Exercise: Count, in the entries below, the lines in which "Coherence" occurs. Give the number, nothing more.

Records for the exercise:
^^^^

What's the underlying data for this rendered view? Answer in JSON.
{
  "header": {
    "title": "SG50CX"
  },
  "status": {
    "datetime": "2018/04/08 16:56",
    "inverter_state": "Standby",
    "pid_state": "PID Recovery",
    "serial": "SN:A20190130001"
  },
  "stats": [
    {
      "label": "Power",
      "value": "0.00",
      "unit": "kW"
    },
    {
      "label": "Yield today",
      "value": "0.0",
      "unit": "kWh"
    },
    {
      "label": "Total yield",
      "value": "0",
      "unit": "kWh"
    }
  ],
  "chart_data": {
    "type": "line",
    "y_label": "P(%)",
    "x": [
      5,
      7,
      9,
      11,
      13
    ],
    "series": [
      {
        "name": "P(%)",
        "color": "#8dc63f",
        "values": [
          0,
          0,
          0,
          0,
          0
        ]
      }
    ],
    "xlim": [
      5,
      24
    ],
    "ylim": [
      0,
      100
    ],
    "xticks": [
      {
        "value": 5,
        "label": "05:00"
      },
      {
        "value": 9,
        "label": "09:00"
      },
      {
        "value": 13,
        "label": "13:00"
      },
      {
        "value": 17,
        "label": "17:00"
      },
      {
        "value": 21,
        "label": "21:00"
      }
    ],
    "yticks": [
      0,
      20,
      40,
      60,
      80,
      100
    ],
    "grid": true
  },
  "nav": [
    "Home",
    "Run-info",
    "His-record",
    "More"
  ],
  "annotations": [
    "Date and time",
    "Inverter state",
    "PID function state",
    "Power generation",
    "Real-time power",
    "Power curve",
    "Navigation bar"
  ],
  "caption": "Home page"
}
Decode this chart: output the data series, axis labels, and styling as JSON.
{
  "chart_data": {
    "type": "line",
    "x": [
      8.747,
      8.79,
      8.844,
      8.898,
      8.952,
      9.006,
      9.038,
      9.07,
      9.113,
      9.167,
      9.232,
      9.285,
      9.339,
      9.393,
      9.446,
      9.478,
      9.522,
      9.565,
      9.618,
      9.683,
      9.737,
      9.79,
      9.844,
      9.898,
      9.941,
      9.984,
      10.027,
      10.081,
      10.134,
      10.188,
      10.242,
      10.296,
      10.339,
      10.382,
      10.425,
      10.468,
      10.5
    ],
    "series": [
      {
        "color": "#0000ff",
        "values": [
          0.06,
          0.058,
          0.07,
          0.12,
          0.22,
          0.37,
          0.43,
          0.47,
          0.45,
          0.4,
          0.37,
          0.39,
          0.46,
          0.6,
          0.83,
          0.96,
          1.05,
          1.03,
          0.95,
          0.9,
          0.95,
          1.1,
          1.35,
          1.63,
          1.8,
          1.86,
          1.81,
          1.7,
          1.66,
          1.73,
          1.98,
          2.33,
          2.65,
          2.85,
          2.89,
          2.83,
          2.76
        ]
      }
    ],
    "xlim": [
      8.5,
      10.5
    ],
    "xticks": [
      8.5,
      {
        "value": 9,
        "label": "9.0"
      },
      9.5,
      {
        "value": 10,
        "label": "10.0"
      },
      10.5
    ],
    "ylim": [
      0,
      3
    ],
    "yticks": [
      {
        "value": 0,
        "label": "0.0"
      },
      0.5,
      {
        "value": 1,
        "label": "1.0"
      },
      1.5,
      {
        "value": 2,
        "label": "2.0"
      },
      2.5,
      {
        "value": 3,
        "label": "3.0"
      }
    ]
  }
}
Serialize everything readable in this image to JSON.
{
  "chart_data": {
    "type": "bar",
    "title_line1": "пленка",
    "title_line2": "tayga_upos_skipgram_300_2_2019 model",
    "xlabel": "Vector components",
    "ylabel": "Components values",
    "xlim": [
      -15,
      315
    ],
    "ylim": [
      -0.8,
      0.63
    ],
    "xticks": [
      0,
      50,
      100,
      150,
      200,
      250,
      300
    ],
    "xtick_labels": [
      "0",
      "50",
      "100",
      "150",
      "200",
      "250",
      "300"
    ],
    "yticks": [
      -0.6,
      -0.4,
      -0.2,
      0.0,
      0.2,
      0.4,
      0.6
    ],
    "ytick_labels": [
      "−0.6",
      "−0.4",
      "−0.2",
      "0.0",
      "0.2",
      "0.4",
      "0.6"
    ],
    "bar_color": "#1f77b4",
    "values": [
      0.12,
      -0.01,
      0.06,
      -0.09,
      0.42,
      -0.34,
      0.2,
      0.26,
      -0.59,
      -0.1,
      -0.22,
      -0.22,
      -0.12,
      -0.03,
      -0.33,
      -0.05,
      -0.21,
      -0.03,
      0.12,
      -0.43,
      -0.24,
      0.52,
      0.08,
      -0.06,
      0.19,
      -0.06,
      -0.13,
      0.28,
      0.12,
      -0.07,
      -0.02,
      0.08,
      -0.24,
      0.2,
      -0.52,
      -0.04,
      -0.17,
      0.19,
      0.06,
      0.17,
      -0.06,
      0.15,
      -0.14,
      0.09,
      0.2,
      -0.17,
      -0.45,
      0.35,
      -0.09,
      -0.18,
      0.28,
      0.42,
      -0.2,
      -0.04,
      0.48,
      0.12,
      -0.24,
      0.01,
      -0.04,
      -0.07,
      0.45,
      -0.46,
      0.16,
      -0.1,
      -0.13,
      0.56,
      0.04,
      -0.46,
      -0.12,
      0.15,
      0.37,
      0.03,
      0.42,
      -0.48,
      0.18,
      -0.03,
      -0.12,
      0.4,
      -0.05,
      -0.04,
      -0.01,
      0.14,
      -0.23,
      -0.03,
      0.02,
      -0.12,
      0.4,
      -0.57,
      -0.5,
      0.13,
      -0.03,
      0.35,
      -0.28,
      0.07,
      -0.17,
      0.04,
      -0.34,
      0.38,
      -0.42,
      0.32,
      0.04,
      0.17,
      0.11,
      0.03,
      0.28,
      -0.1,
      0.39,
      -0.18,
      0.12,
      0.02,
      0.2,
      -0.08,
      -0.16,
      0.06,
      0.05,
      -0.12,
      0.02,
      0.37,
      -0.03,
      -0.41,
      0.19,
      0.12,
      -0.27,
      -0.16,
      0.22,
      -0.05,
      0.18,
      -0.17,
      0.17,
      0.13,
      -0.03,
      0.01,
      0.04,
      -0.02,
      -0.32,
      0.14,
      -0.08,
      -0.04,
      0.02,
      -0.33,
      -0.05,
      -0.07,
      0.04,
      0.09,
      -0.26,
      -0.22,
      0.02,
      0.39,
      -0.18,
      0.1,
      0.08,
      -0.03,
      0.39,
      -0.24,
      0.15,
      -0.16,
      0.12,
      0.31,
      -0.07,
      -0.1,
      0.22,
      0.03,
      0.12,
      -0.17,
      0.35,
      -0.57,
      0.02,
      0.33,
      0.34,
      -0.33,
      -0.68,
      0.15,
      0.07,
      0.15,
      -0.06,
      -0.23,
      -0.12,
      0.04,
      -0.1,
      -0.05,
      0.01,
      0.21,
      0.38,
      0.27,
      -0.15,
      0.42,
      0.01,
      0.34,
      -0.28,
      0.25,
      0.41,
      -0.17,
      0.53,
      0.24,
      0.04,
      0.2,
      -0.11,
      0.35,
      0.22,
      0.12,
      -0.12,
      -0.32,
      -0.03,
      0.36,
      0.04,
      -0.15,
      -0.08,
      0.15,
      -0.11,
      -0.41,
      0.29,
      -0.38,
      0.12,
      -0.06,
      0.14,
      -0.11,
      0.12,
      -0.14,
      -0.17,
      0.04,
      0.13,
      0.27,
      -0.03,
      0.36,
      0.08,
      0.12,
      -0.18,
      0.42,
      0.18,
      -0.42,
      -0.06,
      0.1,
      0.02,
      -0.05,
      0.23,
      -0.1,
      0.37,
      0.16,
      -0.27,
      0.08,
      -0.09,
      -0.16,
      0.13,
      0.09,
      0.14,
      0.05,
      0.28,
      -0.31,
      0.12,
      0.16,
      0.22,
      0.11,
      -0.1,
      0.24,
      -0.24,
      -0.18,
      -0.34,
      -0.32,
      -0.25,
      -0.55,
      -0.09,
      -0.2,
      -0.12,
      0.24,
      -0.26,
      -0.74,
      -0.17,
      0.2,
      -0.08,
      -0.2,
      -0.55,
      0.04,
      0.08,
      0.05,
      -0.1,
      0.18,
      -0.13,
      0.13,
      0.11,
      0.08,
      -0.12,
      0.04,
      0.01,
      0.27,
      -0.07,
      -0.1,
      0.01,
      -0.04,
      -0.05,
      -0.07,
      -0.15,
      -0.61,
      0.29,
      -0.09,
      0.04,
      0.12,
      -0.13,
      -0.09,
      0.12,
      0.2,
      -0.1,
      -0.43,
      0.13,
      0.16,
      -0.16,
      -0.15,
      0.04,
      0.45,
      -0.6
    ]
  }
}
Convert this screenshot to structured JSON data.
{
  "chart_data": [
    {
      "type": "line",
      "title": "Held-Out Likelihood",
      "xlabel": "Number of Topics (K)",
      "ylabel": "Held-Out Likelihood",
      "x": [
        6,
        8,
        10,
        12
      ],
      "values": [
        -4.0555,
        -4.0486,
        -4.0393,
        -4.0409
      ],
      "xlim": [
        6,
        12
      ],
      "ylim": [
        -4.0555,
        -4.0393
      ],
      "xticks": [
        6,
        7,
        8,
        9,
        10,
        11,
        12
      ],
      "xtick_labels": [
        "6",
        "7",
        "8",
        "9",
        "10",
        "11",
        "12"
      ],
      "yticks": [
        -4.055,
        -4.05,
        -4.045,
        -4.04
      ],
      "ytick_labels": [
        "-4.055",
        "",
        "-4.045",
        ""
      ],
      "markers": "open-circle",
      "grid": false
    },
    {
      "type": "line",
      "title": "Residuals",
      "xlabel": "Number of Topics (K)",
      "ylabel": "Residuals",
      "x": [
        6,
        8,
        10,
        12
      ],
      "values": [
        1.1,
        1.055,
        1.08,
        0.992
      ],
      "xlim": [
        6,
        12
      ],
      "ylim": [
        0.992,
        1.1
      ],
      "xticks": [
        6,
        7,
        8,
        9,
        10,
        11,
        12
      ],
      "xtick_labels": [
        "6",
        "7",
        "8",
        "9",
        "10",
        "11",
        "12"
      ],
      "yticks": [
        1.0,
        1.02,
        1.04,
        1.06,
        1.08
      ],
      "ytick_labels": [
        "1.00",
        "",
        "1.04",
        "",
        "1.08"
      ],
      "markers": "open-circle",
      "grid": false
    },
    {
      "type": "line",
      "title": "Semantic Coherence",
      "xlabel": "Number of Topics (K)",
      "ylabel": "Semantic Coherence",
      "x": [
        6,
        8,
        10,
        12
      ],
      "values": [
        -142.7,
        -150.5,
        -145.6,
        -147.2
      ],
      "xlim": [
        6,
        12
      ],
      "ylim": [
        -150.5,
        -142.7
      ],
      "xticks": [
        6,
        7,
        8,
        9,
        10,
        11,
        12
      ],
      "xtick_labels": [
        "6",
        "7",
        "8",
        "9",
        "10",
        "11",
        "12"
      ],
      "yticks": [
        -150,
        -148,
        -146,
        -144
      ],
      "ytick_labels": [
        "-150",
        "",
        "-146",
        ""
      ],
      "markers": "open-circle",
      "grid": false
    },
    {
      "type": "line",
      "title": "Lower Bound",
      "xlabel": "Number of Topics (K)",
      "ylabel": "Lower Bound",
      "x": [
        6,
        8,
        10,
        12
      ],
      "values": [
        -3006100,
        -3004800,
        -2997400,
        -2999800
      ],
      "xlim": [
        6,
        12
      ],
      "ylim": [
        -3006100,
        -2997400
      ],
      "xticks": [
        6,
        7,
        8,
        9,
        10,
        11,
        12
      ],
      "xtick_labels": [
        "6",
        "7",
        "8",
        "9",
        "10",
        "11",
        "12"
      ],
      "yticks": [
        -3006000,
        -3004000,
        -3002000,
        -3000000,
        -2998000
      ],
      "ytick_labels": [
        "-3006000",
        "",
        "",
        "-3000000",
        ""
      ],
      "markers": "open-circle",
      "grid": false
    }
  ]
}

^^^^

Complete response: 2